◆ PROBLEM STATEMENT
Repeat the records below word for word, but start at the line that contains "What does this", stop after the last line, and include nothing else.

◆ DATASET RECORDS
* START *
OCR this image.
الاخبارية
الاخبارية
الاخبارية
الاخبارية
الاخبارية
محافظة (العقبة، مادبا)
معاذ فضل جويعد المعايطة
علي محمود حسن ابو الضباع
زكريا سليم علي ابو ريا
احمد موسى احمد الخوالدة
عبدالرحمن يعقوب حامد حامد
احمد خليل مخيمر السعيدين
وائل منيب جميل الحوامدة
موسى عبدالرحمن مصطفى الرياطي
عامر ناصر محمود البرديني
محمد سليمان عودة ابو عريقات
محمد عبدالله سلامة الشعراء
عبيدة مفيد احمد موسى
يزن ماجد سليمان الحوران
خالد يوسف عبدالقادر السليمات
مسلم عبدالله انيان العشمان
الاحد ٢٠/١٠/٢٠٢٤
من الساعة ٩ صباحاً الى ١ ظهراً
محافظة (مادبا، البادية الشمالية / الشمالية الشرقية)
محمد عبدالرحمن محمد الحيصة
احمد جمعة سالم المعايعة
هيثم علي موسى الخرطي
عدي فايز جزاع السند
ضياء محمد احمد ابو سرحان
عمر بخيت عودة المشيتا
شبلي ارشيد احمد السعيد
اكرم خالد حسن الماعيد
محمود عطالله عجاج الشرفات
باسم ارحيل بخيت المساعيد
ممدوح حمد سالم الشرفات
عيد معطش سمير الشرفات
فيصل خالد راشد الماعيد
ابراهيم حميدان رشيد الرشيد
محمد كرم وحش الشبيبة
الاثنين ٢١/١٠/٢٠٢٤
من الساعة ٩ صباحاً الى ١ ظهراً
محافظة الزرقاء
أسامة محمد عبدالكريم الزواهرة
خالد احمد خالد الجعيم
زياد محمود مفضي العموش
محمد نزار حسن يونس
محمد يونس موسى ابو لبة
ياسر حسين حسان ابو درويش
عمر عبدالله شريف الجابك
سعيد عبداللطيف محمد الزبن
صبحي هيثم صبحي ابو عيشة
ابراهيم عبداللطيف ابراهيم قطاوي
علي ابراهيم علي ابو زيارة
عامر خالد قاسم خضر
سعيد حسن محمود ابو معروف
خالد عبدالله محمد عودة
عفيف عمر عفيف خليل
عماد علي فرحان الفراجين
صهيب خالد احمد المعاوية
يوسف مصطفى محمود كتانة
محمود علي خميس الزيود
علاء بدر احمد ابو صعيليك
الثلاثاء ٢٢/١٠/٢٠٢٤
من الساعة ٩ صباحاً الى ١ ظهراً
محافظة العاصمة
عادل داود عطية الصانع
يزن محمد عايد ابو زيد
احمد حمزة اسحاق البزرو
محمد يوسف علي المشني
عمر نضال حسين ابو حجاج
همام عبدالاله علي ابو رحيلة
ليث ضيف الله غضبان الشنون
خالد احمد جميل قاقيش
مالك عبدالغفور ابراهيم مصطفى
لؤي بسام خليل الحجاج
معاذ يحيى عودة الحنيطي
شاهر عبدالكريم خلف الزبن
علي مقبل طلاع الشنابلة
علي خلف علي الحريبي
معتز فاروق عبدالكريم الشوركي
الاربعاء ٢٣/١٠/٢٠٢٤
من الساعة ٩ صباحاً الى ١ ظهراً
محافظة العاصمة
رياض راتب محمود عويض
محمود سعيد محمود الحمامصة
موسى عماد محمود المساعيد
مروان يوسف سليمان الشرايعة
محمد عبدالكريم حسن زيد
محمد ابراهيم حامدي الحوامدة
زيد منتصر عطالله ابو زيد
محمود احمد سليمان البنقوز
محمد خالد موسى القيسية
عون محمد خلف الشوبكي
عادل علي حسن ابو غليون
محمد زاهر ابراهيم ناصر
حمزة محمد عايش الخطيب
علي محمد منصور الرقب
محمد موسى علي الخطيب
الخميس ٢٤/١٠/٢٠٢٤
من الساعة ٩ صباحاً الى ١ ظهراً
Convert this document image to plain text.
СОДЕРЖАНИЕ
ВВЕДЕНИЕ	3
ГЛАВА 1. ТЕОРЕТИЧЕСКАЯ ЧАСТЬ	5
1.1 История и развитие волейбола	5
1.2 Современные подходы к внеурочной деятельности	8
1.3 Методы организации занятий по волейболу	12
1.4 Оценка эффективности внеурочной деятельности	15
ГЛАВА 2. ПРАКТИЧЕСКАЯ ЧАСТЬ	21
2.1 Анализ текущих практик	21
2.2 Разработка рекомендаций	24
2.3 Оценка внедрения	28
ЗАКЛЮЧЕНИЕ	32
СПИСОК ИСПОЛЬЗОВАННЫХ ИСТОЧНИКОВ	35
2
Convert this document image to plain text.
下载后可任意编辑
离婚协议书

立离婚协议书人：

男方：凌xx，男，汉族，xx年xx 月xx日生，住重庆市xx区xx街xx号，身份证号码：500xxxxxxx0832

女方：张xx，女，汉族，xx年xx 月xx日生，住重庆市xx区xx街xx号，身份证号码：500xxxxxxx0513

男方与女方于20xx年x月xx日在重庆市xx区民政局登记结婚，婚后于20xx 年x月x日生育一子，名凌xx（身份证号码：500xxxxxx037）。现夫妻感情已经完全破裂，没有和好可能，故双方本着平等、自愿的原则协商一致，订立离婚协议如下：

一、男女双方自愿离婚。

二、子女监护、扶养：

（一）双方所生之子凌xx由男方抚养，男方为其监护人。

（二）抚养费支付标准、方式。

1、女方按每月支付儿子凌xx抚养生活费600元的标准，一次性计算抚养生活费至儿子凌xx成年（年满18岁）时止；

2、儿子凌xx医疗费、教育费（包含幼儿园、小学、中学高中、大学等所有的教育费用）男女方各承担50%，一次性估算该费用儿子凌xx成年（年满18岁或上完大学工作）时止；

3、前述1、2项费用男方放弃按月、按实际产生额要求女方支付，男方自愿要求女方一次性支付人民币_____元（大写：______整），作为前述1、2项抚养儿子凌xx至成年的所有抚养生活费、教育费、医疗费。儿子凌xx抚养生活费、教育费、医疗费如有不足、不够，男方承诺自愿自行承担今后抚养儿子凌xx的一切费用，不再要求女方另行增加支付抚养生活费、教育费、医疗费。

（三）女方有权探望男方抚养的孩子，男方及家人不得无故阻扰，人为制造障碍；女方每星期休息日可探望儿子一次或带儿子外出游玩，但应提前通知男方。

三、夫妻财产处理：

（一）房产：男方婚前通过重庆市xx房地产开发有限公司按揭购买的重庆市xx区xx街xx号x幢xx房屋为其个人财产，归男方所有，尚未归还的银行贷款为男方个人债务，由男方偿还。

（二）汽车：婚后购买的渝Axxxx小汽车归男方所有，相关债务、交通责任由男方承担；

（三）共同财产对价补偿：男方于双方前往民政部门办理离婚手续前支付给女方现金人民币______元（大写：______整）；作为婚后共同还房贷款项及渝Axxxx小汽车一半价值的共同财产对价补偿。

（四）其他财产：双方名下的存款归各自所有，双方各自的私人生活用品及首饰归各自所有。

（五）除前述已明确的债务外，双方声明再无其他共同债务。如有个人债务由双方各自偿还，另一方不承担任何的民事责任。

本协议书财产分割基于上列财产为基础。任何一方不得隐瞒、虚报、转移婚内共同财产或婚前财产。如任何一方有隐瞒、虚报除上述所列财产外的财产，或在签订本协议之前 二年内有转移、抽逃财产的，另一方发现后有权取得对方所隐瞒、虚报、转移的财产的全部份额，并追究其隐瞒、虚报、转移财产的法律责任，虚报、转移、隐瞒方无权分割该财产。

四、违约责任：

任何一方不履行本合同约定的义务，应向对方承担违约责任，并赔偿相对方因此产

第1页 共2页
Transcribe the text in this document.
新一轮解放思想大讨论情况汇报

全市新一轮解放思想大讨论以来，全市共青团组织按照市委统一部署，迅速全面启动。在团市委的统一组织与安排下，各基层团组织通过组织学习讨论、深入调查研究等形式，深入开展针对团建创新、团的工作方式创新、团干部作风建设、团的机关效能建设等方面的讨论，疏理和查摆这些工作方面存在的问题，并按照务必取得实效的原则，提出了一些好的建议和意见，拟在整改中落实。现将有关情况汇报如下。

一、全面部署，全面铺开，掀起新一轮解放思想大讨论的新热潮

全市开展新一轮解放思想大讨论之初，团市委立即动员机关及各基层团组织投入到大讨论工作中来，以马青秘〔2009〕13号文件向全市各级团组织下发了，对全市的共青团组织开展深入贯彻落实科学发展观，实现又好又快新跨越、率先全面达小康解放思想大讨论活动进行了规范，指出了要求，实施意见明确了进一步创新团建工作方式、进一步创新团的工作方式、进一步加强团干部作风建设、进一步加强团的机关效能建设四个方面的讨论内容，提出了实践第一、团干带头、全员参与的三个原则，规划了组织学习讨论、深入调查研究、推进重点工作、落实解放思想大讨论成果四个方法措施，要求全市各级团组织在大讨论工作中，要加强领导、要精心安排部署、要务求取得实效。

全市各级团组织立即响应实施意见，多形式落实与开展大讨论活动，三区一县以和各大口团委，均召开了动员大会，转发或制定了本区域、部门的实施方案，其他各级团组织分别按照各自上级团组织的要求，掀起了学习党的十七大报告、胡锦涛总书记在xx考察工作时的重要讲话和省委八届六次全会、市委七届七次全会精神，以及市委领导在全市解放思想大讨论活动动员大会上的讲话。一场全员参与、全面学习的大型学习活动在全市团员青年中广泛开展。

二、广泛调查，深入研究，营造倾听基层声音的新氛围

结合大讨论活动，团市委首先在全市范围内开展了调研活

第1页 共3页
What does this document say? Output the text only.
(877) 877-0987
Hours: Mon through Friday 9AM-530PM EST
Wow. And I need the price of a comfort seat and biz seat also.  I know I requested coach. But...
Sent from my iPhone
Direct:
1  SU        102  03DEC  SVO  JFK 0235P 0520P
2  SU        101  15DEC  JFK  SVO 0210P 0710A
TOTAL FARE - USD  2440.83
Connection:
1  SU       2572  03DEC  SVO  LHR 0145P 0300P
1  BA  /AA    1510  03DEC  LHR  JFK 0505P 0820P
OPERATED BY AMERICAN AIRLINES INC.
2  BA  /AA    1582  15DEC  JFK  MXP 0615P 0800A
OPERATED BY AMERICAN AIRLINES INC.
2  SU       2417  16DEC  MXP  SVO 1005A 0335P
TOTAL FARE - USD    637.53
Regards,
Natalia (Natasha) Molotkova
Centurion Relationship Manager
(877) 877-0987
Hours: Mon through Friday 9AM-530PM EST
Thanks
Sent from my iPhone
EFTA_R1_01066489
* END *
◆ THE COMPLETED TASK
What does this document say? Output the text only.
(877) 877-0987
Hours: Mon through Friday 9AM-530PM EST
Wow. And I need the price of a comfort seat and biz seat also.  I know I requested coach. But...
Sent from my iPhone
Direct:
1  SU        102  03DEC  SVO  JFK 0235P 0520P
2  SU        101  15DEC  JFK  SVO 0210P 0710A
TOTAL FARE - USD  2440.83
Connection:
1  SU       2572  03DEC  SVO  LHR 0145P 0300P
1  BA  /AA    1510  03DEC  LHR  JFK 0505P 0820P
OPERATED BY AMERICAN AIRLINES INC.
2  BA  /AA    1582  15DEC  JFK  MXP 0615P 0800A
OPERATED BY AMERICAN AIRLINES INC.
2  SU       2417  16DEC  MXP  SVO 1005A 0335P
TOTAL FARE - USD    637.53
Regards,
Natalia (Natasha) Molotkova
Centurion Relationship Manager
(877) 877-0987
Hours: Mon through Friday 9AM-530PM EST
Thanks
Sent from my iPhone
EFTA_R1_01066489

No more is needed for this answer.